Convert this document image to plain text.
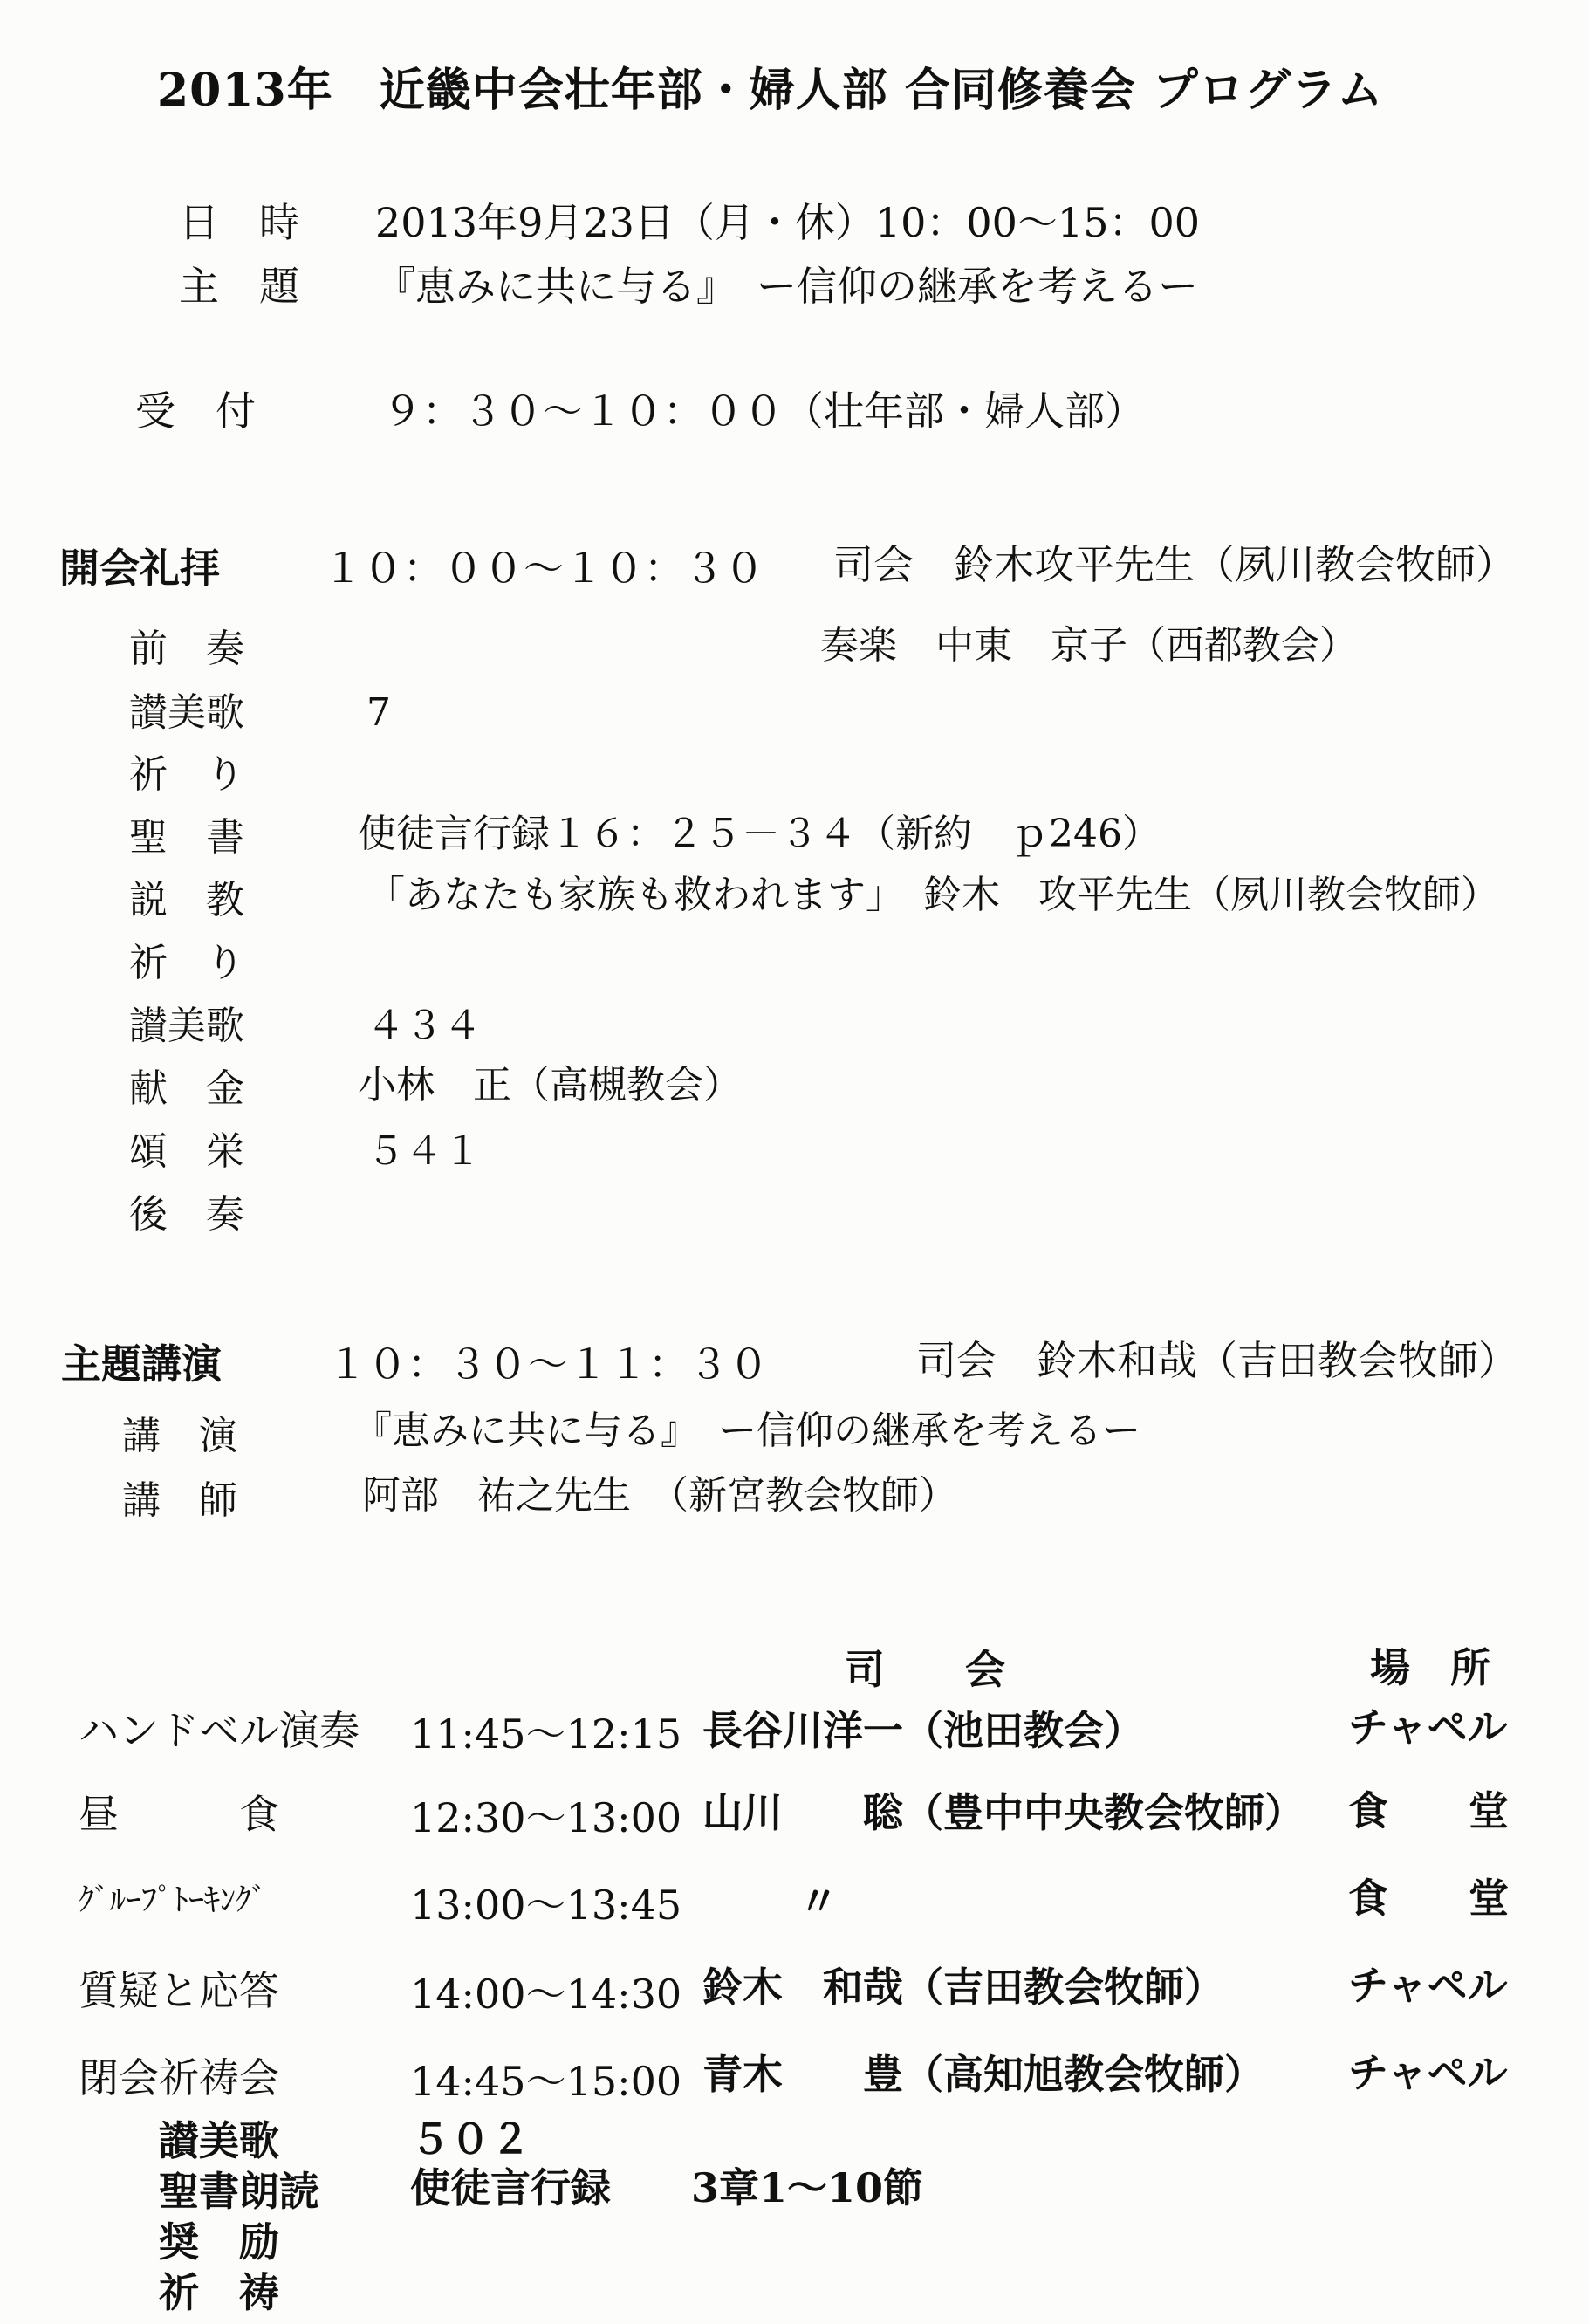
2013年　近畿中会壮年部・婦人部 合同修養会 プログラム
日　時 2013年9月23日（月・休）10：00〜15：00
主　題 『恵みに共に与る』　ー信仰の継承を考えるー
受　付	９：３０〜１０：００（壮年部・婦人部）
開会礼拝	１０：００〜１０：３０ 司会　鈴木攻平先生（夙川教会牧師）
前　奏	奏楽　中東　京子（西都教会）
讃美歌	7
祈　り
聖　書	使徒言行録１６：２５－３４（新約　ｐ246）
説　教	「あなたも家族も救われます」　鈴木　攻平先生（夙川教会牧師）
祈　り
讃美歌	４３４
献　金	小林　正（高槻教会）
頌　栄	５４１
後　奏
主題講演	１０：３０〜１１：３０	司会　鈴木和哉（吉田教会牧師）
講　演	『恵みに共に与る』　ー信仰の継承を考えるー
講　師	阿部　祐之先生　（新宮教会牧師）
司　　会	場　所
ハンドベル演奏 11:45〜12:15 長谷川洋一（池田教会）	チャペル
昼　　　食	12:30〜13:00 山川　　聡（豊中中央教会牧師） 食　　堂
ｸﾞﾙｰﾌﾟﾄｰｷﾝｸﾞ	13:00〜13:45	〃	食　　堂
質疑と応答	14:00〜14:30 鈴木　和哉（吉田教会牧師）	チャペル
閉会祈祷会	14:45〜15:00 青木　　豊（高知旭教会牧師） チャペル
讃美歌	５０２
聖書朗読 使徒言行録　　3章1〜10節
奨　励
祈　祷
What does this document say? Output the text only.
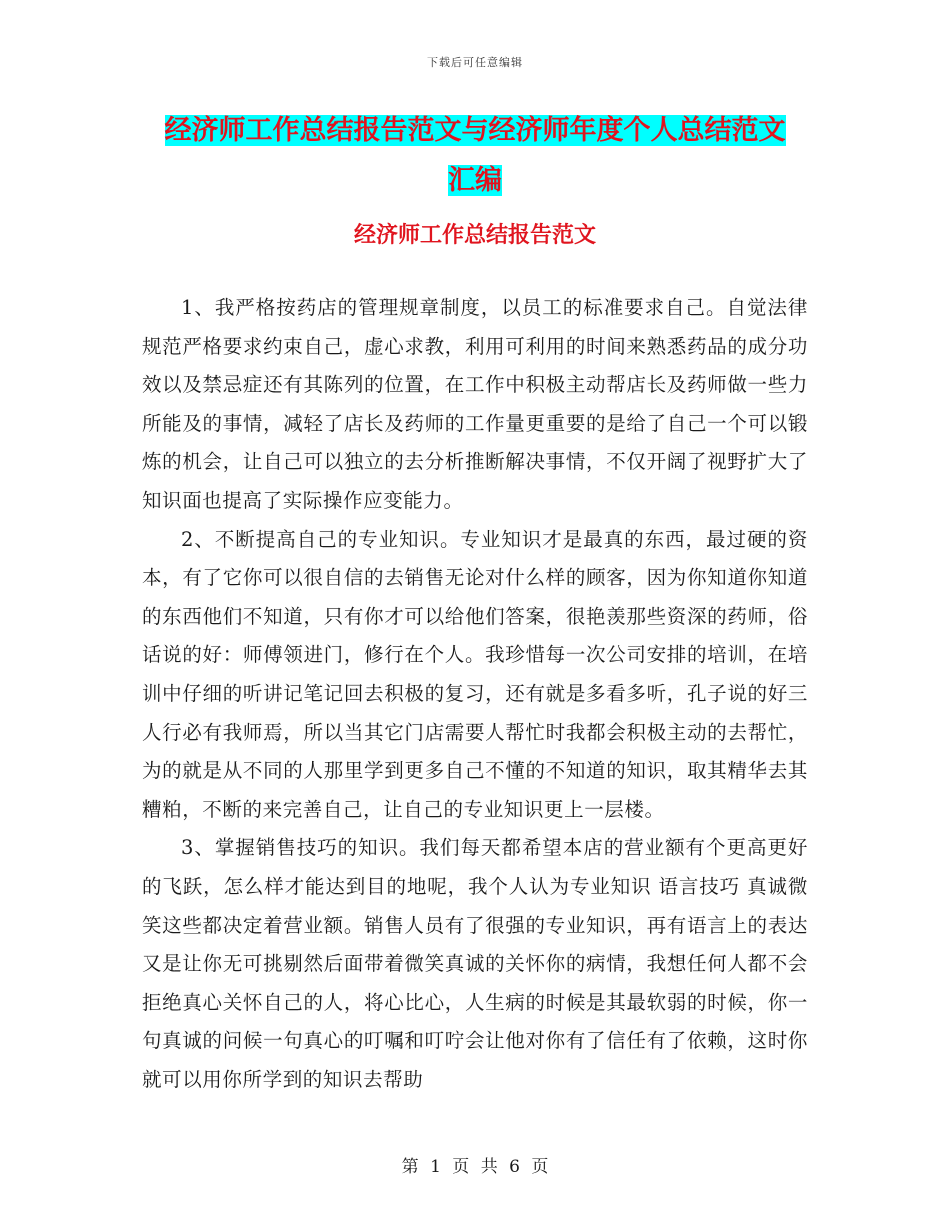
下载后可任意编辑
经济师工作总结报告范文与经济师年度个人总结范文
汇编
经济师工作总结报告范文

1、我严格按药店的管理规章制度，以员工的标准要求自己。自觉法律规范严格要求约束自己，虚心求教，利用可利用的时间来熟悉药品的成分功效以及禁忌症还有其陈列的位置，在工作中积极主动帮店长及药师做一些力所能及的事情，减轻了店长及药师的工作量更重要的是给了自己一个可以锻炼的机会，让自己可以独立的去分析推断解决事情，不仅开阔了视野扩大了知识面也提高了实际操作应变能力。

2、不断提高自己的专业知识。专业知识才是最真的东西，最过硬的资本，有了它你可以很自信的去销售无论对什么样的顾客，因为你知道你知道的东西他们不知道，只有你才可以给他们答案，很艳羡那些资深的药师，俗话说的好：师傅领进门，修行在个人。我珍惜每一次公司安排的培训，在培训中仔细的听讲记笔记回去积极的复习，还有就是多看多听，孔子说的好三人行必有我师焉，所以当其它门店需要人帮忙时我都会积极主动的去帮忙，为的就是从不同的人那里学到更多自己不懂的不知道的知识，取其精华去其糟粕，不断的来完善自己，让自己的专业知识更上一层楼。

3、掌握销售技巧的知识。我们每天都希望本店的营业额有个更高更好的飞跃，怎么样才能达到目的地呢，我个人认为专业知识 语言技巧 真诚微笑这些都决定着营业额。销售人员有了很强的专业知识，再有语言上的表达又是让你无可挑剔然后面带着微笑真诚的关怀你的病情，我想任何人都不会拒绝真心关怀自己的人，将心比心，人生病的时候是其最软弱的时候，你一句真诚的问候一句真心的叮嘱和叮咛会让他对你有了信任有了依赖，这时你就可以用你所学到的知识去帮助

第 1 页 共 6 页
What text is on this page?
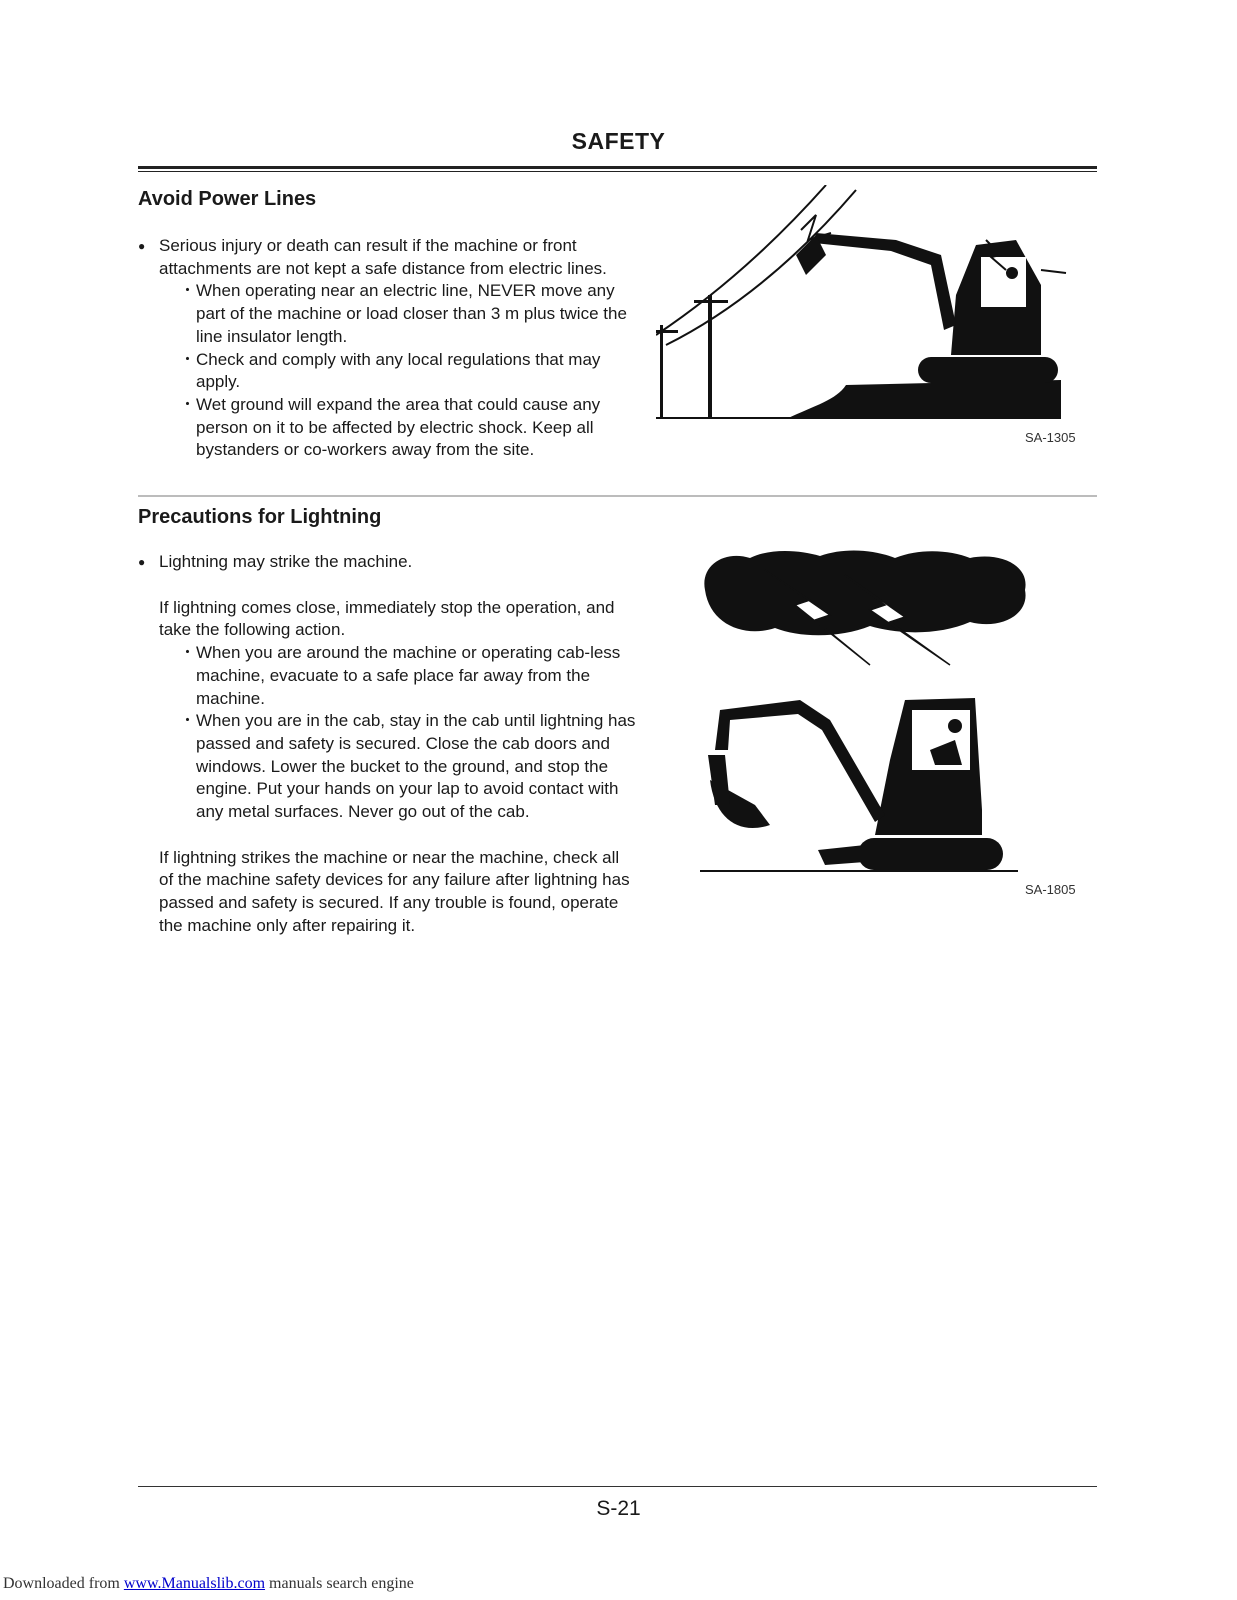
SAFETY
Avoid Power Lines
● Serious injury or death can result if the machine or front attachments are not kept a safe distance from electric lines.
・When operating near an electric line, NEVER move any part of the machine or load closer than 3 m plus twice the line insulator length.
・Check and comply with any local regulations that may apply.
・Wet ground will expand the area that could cause any person on it to be affected by electric shock. Keep all bystanders or co-workers away from the site.
SA-1305
Precautions for Lightning
● Lightning may strike the machine.
If lightning comes close, immediately stop the operation, and take the following action.
・When you are around the machine or operating cab-less machine, evacuate to a safe place far away from the machine.
・When you are in the cab, stay in the cab until lightning has passed and safety is secured. Close the cab doors and windows. Lower the bucket to the ground, and stop the engine. Put your hands on your lap to avoid contact with any metal surfaces. Never go out of the cab.
If lightning strikes the machine or near the machine, check all of the machine safety devices for any failure after lightning has passed and safety is secured. If any trouble is found, operate the machine only after repairing it.
SA-1805
S-21
Downloaded from www.Manualslib.com manuals search engine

***

● Written instruction
All of the lines above should be retyped precisely, apart from the pictures.

● Full response
Convert this document image to plain text.
2013年　近畿中会壮年部・婦人部 合同修養会 プログラム
日　時 2013年9月23日（月・休）10：00〜15：00
主　題 『恵みに共に与る』　ー信仰の継承を考えるー
受　付	９：３０〜１０：００（壮年部・婦人部）
開会礼拝	１０：００〜１０：３０ 司会　鈴木攻平先生（夙川教会牧師）
前　奏	奏楽　中東　京子（西都教会）
讃美歌	7
祈　り
聖　書	使徒言行録１６：２５－３４（新約　ｐ246）
説　教	「あなたも家族も救われます」　鈴木　攻平先生（夙川教会牧師）
祈　り
讃美歌	４３４
献　金	小林　正（高槻教会）
頌　栄	５４１
後　奏
主題講演	１０：３０〜１１：３０	司会　鈴木和哉（吉田教会牧師）
講　演	『恵みに共に与る』　ー信仰の継承を考えるー
講　師	阿部　祐之先生　（新宮教会牧師）
司　　会	場　所
ハンドベル演奏 11:45〜12:15 長谷川洋一（池田教会）	チャペル
昼　　　食	12:30〜13:00 山川　　聡（豊中中央教会牧師） 食　　堂
ｸﾞﾙｰﾌﾟﾄｰｷﾝｸﾞ	13:00〜13:45	〃	食　　堂
質疑と応答	14:00〜14:30 鈴木　和哉（吉田教会牧師）	チャペル
閉会祈祷会	14:45〜15:00 青木　　豊（高知旭教会牧師） チャペル
讃美歌	５０２
聖書朗読 使徒言行録　　3章1〜10節
奨　励
祈　祷
What does this document say? Output the text only.
下载后可任意编辑
经济师工作总结报告范文与经济师年度个人总结范文
汇编
经济师工作总结报告范文

1、我严格按药店的管理规章制度，以员工的标准要求自己。自觉法律规范严格要求约束自己，虚心求教，利用可利用的时间来熟悉药品的成分功效以及禁忌症还有其陈列的位置，在工作中积极主动帮店长及药师做一些力所能及的事情，减轻了店长及药师的工作量更重要的是给了自己一个可以锻炼的机会，让自己可以独立的去分析推断解决事情，不仅开阔了视野扩大了知识面也提高了实际操作应变能力。

2、不断提高自己的专业知识。专业知识才是最真的东西，最过硬的资本，有了它你可以很自信的去销售无论对什么样的顾客，因为你知道你知道的东西他们不知道，只有你才可以给他们答案，很艳羡那些资深的药师，俗话说的好：师傅领进门，修行在个人。我珍惜每一次公司安排的培训，在培训中仔细的听讲记笔记回去积极的复习，还有就是多看多听，孔子说的好三人行必有我师焉，所以当其它门店需要人帮忙时我都会积极主动的去帮忙，为的就是从不同的人那里学到更多自己不懂的不知道的知识，取其精华去其糟粕，不断的来完善自己，让自己的专业知识更上一层楼。

3、掌握销售技巧的知识。我们每天都希望本店的营业额有个更高更好的飞跃，怎么样才能达到目的地呢，我个人认为专业知识 语言技巧 真诚微笑这些都决定着营业额。销售人员有了很强的专业知识，再有语言上的表达又是让你无可挑剔然后面带着微笑真诚的关怀你的病情，我想任何人都不会拒绝真心关怀自己的人，将心比心，人生病的时候是其最软弱的时候，你一句真诚的问候一句真心的叮嘱和叮咛会让他对你有了信任有了依赖，这时你就可以用你所学到的知识去帮助

第 1 页 共 6 页
What text is on this page?
SAFETY
Avoid Power Lines
● Serious injury or death can result if the machine or front attachments are not kept a safe distance from electric lines.
・When operating near an electric line, NEVER move any part of the machine or load closer than 3 m plus twice the line insulator length.
・Check and comply with any local regulations that may apply.
・Wet ground will expand the area that could cause any person on it to be affected by electric shock. Keep all bystanders or co-workers away from the site.
SA-1305
Precautions for Lightning
● Lightning may strike the machine.
If lightning comes close, immediately stop the operation, and take the following action.
・When you are around the machine or operating cab-less machine, evacuate to a safe place far away from the machine.
・When you are in the cab, stay in the cab until lightning has passed and safety is secured. Close the cab doors and windows. Lower the bucket to the ground, and stop the engine. Put your hands on your lap to avoid contact with any metal surfaces. Never go out of the cab.
If lightning strikes the machine or near the machine, check all of the machine safety devices for any failure after lightning has passed and safety is secured. If any trouble is found, operate the machine only after repairing it.
SA-1805
S-21
Downloaded from www.Manualslib.com manuals search engine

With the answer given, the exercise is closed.